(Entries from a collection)
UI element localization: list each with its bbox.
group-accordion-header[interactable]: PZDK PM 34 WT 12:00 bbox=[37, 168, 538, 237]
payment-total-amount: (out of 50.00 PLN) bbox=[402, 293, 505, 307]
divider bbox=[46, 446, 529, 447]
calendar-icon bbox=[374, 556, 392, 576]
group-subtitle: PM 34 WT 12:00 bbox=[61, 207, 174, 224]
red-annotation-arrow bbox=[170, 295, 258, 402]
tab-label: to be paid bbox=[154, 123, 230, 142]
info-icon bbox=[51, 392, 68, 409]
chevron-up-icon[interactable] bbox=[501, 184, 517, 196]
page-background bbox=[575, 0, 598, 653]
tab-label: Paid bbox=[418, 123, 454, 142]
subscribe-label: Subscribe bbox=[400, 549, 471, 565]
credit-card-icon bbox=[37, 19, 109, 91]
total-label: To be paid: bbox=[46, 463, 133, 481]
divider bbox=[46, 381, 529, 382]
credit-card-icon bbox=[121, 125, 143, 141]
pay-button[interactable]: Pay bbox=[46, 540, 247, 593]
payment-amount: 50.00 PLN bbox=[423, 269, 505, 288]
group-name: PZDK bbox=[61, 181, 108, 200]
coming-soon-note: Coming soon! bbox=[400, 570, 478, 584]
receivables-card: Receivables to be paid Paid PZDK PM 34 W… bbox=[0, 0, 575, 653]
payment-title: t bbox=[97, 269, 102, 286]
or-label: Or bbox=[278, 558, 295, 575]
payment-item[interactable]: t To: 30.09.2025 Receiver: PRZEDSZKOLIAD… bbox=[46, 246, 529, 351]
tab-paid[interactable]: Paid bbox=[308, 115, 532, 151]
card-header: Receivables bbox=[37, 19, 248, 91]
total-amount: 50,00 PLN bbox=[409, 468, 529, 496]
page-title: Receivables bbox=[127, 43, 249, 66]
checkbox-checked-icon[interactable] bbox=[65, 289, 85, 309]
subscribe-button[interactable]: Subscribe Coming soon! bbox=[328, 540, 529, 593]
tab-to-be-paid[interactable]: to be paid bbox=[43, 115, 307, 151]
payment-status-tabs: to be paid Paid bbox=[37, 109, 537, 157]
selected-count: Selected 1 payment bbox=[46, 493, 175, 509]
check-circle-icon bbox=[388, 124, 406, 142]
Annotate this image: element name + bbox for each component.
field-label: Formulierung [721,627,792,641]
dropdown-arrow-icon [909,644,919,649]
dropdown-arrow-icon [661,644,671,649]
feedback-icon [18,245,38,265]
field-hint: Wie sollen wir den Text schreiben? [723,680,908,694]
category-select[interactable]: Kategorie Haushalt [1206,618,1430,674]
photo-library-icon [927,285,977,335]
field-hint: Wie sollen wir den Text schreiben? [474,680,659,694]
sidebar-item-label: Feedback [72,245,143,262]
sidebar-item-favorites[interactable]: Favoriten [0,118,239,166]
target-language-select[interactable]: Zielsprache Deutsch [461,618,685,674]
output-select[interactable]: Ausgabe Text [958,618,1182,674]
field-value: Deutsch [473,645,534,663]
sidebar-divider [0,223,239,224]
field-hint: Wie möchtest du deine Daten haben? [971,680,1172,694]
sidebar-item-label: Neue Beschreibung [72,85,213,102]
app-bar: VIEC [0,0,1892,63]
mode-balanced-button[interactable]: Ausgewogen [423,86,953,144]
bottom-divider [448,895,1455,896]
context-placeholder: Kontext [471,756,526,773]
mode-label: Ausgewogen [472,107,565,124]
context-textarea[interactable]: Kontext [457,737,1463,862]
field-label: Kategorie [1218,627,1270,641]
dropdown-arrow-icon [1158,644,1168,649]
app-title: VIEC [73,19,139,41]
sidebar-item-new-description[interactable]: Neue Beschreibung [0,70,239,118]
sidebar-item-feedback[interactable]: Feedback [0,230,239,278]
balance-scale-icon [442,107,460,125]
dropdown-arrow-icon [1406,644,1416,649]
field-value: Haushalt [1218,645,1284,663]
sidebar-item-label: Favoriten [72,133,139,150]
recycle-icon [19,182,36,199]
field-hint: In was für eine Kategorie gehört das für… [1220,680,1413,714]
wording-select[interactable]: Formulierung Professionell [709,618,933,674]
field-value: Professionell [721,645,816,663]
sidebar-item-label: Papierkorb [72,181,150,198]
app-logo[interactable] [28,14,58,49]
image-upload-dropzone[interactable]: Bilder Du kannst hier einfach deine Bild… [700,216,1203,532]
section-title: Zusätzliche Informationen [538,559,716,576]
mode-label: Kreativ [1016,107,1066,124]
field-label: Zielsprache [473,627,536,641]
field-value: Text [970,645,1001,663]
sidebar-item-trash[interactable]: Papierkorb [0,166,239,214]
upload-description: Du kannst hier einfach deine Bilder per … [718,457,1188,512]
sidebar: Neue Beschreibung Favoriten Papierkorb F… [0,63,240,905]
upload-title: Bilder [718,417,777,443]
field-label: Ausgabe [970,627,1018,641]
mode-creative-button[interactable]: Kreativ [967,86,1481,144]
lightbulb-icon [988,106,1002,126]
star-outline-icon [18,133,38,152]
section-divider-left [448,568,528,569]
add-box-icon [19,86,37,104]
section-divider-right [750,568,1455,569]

Given exercise
Copy out the data verbatim, starting from its first line and continuing through the line containing "tab-label: Paid bbox=[418, 123, 454, 142]", including both.

Problem solution
UI element localization: list each with its bbox.
group-accordion-header[interactable]: PZDK PM 34 WT 12:00 bbox=[37, 168, 538, 237]
payment-total-amount: (out of 50.00 PLN) bbox=[402, 293, 505, 307]
divider bbox=[46, 446, 529, 447]
calendar-icon bbox=[374, 556, 392, 576]
group-subtitle: PM 34 WT 12:00 bbox=[61, 207, 174, 224]
red-annotation-arrow bbox=[170, 295, 258, 402]
tab-label: to be paid bbox=[154, 123, 230, 142]
info-icon bbox=[51, 392, 68, 409]
chevron-up-icon[interactable] bbox=[501, 184, 517, 196]
page-background bbox=[575, 0, 598, 653]
tab-label: Paid bbox=[418, 123, 454, 142]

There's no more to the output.